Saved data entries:
[Start]

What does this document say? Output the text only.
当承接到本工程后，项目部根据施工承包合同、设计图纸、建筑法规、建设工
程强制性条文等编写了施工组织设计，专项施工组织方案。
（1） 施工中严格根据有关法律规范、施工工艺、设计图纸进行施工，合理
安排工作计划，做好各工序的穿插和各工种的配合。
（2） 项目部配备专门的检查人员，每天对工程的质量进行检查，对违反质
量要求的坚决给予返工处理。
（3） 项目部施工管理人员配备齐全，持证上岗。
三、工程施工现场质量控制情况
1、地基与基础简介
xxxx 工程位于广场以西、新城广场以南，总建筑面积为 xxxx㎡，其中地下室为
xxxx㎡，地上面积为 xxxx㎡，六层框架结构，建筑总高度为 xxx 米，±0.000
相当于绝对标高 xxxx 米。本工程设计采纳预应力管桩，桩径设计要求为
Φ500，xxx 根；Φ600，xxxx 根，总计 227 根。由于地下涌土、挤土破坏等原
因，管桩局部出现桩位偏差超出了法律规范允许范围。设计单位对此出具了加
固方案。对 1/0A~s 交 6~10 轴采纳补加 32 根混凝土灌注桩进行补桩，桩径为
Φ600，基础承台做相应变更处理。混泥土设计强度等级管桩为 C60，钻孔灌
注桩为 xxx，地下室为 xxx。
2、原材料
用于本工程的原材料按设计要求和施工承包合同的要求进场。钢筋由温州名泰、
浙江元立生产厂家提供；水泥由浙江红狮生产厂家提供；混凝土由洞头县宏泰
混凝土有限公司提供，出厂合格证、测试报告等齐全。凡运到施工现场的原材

[End]
[Start]

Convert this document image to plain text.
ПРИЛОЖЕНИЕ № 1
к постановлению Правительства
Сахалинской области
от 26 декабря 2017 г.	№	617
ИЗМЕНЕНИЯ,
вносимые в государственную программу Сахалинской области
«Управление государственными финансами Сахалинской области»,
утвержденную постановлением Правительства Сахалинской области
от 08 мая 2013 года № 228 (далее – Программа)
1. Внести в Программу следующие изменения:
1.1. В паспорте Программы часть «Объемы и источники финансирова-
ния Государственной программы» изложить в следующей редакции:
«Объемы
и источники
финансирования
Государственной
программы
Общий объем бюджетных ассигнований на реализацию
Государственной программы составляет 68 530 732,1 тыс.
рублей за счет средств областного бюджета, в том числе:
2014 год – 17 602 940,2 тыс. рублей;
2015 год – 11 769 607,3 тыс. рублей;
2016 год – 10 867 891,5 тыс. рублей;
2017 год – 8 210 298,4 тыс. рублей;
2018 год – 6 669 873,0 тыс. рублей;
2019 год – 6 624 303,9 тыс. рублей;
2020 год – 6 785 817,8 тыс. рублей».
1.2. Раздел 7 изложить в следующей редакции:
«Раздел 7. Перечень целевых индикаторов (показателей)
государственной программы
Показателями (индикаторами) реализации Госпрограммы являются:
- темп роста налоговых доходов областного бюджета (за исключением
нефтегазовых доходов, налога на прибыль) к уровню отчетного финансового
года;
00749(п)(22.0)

[End]

§ **PROBLEM TO WORK ON**: Show all lines from the records above where the word "Объемы" occurs.

§ **EXPECTED OUTPUT**:
1.1. В паспорте Программы часть «Объемы и источники финансирова-
«Объемы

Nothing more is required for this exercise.